▶ _Required work_
Provide the number of lines containing the word "structured", and nothing else.

▶ _Input data_
+ + +

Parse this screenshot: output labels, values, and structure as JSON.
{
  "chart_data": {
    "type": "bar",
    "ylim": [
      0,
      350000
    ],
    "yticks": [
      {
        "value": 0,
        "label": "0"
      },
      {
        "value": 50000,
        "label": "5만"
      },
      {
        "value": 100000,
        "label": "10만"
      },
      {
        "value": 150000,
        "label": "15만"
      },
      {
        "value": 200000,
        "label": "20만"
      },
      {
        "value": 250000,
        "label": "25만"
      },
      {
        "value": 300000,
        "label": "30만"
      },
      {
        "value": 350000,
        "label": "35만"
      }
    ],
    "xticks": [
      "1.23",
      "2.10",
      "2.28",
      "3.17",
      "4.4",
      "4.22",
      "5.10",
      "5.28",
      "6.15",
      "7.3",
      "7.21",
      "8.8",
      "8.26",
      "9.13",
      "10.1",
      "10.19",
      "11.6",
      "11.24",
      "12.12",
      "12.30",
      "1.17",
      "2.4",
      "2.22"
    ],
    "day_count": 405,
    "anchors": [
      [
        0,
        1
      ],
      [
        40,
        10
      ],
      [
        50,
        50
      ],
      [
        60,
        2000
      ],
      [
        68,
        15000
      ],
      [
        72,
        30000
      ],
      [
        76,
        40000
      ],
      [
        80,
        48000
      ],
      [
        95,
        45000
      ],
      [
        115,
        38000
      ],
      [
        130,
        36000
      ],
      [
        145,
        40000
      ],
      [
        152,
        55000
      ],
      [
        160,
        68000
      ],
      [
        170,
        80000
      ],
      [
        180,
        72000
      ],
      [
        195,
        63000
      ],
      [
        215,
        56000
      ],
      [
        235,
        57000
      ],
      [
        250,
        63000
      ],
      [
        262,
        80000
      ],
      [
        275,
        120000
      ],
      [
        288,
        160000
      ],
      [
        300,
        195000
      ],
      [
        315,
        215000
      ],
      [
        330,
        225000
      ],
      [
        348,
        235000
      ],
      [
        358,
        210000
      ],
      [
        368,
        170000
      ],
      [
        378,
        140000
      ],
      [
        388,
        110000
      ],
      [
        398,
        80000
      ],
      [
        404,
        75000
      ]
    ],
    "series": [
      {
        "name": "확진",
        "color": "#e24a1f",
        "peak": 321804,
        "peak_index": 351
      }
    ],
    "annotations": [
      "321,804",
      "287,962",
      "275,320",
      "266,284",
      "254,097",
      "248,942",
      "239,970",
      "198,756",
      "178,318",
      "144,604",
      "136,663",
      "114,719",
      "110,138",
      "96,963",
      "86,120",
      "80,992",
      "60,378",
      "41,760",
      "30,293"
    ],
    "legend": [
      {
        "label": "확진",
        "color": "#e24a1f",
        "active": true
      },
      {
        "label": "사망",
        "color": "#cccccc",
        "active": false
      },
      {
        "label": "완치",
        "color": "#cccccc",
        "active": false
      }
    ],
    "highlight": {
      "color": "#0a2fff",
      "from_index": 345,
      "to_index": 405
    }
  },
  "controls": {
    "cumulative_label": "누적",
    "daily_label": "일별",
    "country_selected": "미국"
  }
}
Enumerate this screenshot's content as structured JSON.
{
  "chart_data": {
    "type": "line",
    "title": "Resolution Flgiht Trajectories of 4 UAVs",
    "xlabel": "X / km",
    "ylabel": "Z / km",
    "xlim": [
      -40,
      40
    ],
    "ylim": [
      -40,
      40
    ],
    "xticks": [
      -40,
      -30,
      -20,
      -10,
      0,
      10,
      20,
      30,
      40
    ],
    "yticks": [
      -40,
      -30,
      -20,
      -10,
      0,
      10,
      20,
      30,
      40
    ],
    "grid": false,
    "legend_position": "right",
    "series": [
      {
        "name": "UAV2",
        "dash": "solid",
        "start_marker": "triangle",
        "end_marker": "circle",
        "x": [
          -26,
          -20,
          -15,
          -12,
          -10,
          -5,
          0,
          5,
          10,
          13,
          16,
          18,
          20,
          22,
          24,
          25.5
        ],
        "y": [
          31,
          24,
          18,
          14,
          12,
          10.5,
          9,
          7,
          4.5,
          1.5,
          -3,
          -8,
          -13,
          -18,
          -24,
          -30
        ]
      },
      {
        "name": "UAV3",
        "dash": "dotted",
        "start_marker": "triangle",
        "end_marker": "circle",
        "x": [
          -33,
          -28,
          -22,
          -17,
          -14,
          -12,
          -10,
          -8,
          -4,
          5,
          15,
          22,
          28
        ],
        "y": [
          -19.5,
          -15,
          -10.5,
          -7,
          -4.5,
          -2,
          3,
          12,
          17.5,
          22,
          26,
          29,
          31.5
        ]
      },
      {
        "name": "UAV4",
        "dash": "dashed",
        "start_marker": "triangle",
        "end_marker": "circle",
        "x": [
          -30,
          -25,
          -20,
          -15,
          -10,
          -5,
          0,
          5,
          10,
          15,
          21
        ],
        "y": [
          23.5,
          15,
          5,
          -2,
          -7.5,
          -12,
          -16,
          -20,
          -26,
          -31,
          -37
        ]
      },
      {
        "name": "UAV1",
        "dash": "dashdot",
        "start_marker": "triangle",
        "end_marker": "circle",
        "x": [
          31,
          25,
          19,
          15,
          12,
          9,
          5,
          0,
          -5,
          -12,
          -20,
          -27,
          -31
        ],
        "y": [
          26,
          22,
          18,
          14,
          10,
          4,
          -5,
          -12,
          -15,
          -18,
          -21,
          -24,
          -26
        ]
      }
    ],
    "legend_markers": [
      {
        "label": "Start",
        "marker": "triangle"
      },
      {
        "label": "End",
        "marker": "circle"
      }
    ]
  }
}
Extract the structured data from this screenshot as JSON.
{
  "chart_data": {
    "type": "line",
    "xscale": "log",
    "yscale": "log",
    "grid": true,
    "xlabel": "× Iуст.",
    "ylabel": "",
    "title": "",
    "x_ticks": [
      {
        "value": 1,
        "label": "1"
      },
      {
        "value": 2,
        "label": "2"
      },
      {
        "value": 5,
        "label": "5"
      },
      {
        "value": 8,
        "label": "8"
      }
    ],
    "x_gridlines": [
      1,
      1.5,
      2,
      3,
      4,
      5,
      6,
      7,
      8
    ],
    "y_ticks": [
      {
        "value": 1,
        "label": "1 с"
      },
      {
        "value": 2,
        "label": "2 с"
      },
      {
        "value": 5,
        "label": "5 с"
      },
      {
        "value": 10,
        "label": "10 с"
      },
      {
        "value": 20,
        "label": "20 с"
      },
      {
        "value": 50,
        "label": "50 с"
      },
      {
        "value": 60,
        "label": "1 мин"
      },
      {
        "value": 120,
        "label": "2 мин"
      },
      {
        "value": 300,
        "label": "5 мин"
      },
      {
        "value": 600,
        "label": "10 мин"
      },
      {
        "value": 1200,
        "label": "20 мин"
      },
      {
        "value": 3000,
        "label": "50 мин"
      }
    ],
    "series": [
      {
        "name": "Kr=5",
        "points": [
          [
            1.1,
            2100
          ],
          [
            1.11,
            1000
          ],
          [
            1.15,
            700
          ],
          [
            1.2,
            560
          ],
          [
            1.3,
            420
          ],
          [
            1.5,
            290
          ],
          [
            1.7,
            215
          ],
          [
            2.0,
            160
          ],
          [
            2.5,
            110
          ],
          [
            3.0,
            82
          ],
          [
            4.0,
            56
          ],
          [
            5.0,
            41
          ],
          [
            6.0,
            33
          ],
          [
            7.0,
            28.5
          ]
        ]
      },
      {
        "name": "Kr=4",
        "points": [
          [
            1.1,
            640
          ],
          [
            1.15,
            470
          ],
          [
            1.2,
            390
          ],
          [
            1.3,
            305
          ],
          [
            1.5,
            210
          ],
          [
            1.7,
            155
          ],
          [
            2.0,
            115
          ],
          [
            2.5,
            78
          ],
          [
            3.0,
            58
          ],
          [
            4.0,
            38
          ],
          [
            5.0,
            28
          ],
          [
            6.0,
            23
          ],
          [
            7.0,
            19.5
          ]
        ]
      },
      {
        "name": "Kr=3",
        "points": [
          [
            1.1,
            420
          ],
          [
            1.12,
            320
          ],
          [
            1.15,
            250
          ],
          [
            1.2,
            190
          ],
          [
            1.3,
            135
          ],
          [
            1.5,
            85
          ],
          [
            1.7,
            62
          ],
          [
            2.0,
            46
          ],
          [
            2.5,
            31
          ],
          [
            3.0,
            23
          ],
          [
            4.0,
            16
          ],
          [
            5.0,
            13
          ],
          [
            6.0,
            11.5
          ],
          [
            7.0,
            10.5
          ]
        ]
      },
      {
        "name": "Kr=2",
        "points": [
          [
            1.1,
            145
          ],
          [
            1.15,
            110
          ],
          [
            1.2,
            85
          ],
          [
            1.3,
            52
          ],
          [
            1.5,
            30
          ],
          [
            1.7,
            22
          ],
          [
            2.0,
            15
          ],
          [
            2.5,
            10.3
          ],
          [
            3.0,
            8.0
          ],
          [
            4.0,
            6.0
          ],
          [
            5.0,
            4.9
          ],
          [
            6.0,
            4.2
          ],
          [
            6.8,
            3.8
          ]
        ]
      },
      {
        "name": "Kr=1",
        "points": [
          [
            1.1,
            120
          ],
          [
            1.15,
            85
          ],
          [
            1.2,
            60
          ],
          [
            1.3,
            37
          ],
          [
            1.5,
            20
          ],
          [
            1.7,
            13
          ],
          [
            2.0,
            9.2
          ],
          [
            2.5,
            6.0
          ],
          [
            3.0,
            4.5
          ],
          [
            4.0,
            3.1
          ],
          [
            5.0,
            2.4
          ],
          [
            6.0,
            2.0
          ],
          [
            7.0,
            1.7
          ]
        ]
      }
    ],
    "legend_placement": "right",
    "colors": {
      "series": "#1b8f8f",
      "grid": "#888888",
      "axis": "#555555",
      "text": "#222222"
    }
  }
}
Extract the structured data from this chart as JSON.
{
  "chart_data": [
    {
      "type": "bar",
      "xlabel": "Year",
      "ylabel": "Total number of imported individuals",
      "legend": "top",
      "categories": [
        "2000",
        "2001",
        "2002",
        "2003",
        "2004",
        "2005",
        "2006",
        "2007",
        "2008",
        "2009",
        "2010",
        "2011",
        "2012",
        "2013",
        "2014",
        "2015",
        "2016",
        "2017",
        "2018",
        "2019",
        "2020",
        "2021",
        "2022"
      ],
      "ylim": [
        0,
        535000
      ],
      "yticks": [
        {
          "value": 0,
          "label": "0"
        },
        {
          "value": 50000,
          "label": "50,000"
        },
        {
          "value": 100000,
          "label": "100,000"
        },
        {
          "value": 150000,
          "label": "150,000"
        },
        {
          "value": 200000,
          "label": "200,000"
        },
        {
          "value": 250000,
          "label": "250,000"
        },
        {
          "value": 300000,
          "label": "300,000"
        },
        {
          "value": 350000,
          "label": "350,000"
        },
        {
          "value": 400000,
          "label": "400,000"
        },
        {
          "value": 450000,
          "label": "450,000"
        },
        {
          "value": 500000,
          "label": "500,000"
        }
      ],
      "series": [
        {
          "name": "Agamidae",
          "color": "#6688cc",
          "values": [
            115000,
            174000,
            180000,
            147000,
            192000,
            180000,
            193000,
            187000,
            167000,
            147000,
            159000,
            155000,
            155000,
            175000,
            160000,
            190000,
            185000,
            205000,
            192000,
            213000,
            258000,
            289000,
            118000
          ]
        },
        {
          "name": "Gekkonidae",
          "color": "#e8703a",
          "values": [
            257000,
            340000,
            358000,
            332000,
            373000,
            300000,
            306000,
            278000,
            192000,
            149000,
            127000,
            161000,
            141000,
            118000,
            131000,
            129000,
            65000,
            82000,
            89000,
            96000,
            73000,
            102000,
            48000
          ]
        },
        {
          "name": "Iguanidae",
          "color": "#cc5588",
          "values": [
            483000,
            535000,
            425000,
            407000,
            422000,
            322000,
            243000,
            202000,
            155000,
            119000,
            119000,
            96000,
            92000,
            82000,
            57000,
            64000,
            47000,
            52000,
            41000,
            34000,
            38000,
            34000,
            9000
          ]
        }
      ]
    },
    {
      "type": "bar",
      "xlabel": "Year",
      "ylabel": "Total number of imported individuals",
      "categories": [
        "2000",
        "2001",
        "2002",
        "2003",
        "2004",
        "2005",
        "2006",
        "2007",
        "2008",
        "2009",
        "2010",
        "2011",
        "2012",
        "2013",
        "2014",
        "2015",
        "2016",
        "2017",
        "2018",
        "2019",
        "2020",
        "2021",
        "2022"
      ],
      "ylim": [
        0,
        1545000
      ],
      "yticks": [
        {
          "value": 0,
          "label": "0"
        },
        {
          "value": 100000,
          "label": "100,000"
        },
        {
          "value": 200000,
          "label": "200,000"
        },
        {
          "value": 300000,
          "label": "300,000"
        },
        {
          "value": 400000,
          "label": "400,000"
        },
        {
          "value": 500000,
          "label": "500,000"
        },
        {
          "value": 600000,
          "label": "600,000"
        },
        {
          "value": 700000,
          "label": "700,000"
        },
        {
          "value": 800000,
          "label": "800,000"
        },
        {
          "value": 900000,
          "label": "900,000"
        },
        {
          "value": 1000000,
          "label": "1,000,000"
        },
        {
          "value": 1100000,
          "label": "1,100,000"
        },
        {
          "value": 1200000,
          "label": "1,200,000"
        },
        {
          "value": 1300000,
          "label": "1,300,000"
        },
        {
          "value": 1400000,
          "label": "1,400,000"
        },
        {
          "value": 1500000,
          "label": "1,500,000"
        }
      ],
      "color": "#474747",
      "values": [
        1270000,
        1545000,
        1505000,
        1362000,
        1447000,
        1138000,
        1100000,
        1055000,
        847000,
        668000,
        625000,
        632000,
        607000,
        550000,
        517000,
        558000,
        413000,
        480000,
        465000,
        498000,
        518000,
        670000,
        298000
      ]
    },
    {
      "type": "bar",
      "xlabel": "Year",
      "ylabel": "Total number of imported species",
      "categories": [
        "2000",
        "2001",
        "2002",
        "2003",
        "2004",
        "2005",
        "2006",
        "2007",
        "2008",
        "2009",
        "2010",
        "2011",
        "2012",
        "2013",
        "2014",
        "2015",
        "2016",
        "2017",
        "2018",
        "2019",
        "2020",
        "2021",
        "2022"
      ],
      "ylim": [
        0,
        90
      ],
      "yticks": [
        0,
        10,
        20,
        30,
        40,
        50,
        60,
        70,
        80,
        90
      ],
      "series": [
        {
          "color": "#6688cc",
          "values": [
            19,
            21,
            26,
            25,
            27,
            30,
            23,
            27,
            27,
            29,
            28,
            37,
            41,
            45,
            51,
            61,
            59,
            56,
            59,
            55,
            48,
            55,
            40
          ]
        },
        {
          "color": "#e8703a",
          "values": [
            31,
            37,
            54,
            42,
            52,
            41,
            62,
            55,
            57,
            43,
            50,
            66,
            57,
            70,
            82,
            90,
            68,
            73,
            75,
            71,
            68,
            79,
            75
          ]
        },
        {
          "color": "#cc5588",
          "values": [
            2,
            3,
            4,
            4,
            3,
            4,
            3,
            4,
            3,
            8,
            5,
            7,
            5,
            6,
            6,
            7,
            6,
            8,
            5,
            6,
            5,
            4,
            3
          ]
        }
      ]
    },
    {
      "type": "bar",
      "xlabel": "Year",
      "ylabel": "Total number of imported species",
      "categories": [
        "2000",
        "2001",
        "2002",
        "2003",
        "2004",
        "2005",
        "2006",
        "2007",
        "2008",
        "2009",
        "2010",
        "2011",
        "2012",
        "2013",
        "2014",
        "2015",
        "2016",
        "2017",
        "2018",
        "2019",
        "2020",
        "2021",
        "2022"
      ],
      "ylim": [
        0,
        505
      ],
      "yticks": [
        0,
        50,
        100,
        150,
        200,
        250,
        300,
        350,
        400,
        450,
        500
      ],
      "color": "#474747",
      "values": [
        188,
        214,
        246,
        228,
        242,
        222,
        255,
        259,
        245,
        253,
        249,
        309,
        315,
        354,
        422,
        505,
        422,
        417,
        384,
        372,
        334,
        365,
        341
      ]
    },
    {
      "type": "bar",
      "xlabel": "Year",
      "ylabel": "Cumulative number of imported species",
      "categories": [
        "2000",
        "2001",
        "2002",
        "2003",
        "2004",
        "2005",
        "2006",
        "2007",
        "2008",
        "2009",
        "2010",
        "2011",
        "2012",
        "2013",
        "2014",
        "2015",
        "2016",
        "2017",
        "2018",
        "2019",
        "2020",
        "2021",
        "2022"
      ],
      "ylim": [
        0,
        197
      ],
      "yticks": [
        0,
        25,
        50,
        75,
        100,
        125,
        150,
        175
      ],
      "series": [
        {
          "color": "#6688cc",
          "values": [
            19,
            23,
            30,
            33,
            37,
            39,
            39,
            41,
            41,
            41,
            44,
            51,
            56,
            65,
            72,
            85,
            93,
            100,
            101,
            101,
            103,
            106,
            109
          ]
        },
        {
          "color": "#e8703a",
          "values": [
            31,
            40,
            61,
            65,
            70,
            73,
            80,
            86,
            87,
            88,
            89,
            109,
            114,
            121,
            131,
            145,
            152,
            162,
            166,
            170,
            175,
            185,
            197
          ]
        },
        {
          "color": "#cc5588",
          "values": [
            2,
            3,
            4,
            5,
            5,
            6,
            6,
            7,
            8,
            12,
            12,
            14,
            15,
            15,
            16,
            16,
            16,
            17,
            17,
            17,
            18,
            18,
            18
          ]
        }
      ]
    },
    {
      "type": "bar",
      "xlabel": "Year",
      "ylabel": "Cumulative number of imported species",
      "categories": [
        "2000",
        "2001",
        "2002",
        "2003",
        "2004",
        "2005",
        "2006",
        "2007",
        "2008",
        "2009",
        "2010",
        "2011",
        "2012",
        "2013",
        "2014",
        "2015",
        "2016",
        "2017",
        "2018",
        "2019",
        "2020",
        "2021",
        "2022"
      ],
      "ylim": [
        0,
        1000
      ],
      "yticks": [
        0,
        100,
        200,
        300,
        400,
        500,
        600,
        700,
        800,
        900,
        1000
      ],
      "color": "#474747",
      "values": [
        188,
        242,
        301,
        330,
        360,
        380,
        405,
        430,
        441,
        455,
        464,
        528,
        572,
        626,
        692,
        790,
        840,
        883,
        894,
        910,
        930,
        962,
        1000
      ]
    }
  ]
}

+ + +

▶ _Answer_
3